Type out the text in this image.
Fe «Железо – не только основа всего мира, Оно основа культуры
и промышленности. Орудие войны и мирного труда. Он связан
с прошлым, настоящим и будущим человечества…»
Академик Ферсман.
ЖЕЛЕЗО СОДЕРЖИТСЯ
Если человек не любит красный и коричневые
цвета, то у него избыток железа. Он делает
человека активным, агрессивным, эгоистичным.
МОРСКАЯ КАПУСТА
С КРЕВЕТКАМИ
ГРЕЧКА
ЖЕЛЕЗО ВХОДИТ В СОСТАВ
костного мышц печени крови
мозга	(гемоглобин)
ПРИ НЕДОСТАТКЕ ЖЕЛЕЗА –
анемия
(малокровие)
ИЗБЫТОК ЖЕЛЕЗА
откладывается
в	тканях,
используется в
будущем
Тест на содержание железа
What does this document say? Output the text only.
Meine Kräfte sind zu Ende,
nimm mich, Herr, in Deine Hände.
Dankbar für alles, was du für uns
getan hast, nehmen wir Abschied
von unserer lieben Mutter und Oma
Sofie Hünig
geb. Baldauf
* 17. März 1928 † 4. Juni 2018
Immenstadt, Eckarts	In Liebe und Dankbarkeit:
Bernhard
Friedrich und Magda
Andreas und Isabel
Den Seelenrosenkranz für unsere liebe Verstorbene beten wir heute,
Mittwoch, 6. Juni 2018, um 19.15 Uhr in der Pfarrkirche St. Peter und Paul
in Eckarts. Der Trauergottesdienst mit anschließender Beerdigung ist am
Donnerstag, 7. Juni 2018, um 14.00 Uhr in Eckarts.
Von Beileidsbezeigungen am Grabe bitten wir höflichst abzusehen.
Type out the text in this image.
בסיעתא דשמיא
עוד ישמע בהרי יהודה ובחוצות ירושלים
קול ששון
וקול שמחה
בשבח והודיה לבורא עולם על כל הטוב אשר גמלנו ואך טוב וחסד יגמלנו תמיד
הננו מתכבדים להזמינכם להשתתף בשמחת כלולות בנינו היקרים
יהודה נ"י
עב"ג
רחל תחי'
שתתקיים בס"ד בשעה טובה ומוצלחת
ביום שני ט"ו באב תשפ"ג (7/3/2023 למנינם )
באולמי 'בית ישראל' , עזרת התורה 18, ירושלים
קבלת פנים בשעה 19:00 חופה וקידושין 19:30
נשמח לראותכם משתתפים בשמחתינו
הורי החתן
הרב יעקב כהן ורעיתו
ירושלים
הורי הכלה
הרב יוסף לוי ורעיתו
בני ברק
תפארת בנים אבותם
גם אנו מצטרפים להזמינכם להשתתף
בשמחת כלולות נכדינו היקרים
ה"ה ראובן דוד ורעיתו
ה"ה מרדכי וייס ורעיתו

****************

● **TASK DIRECTIONS**
Provide all the records again, word for word.

● **EXPECTED OUTPUT**
Type out the text in this image.
Fe «Железо – не только основа всего мира, Оно основа культуры
и промышленности. Орудие войны и мирного труда. Он связан
с прошлым, настоящим и будущим человечества…»
Академик Ферсман.
ЖЕЛЕЗО СОДЕРЖИТСЯ
Если человек не любит красный и коричневые
цвета, то у него избыток железа. Он делает
человека активным, агрессивным, эгоистичным.
МОРСКАЯ КАПУСТА
С КРЕВЕТКАМИ
ГРЕЧКА
ЖЕЛЕЗО ВХОДИТ В СОСТАВ
костного мышц печени крови
мозга	(гемоглобин)
ПРИ НЕДОСТАТКЕ ЖЕЛЕЗА –
анемия
(малокровие)
ИЗБЫТОК ЖЕЛЕЗА
откладывается
в	тканях,
используется в
будущем
Тест на содержание железа
What does this document say? Output the text only.
Meine Kräfte sind zu Ende,
nimm mich, Herr, in Deine Hände.
Dankbar für alles, was du für uns
getan hast, nehmen wir Abschied
von unserer lieben Mutter und Oma
Sofie Hünig
geb. Baldauf
* 17. März 1928 † 4. Juni 2018
Immenstadt, Eckarts	In Liebe und Dankbarkeit:
Bernhard
Friedrich und Magda
Andreas und Isabel
Den Seelenrosenkranz für unsere liebe Verstorbene beten wir heute,
Mittwoch, 6. Juni 2018, um 19.15 Uhr in der Pfarrkirche St. Peter und Paul
in Eckarts. Der Trauergottesdienst mit anschließender Beerdigung ist am
Donnerstag, 7. Juni 2018, um 14.00 Uhr in Eckarts.
Von Beileidsbezeigungen am Grabe bitten wir höflichst abzusehen.
Type out the text in this image.
בסיעתא דשמיא
עוד ישמע בהרי יהודה ובחוצות ירושלים
קול ששון
וקול שמחה
בשבח והודיה לבורא עולם על כל הטוב אשר גמלנו ואך טוב וחסד יגמלנו תמיד
הננו מתכבדים להזמינכם להשתתף בשמחת כלולות בנינו היקרים
יהודה נ"י
עב"ג
רחל תחי'
שתתקיים בס"ד בשעה טובה ומוצלחת
ביום שני ט"ו באב תשפ"ג (7/3/2023 למנינם )
באולמי 'בית ישראל' , עזרת התורה 18, ירושלים
קבלת פנים בשעה 19:00 חופה וקידושין 19:30
נשמח לראותכם משתתפים בשמחתינו
הורי החתן
הרב יעקב כהן ורעיתו
ירושלים
הורי הכלה
הרב יוסף לוי ורעיתו
בני ברק
תפארת בנים אבותם
גם אנו מצטרפים להזמינכם להשתתף
בשמחת כלולות נכדינו היקרים
ה"ה ראובן דוד ורעיתו
ה"ה מרדכי וייס ורעיתו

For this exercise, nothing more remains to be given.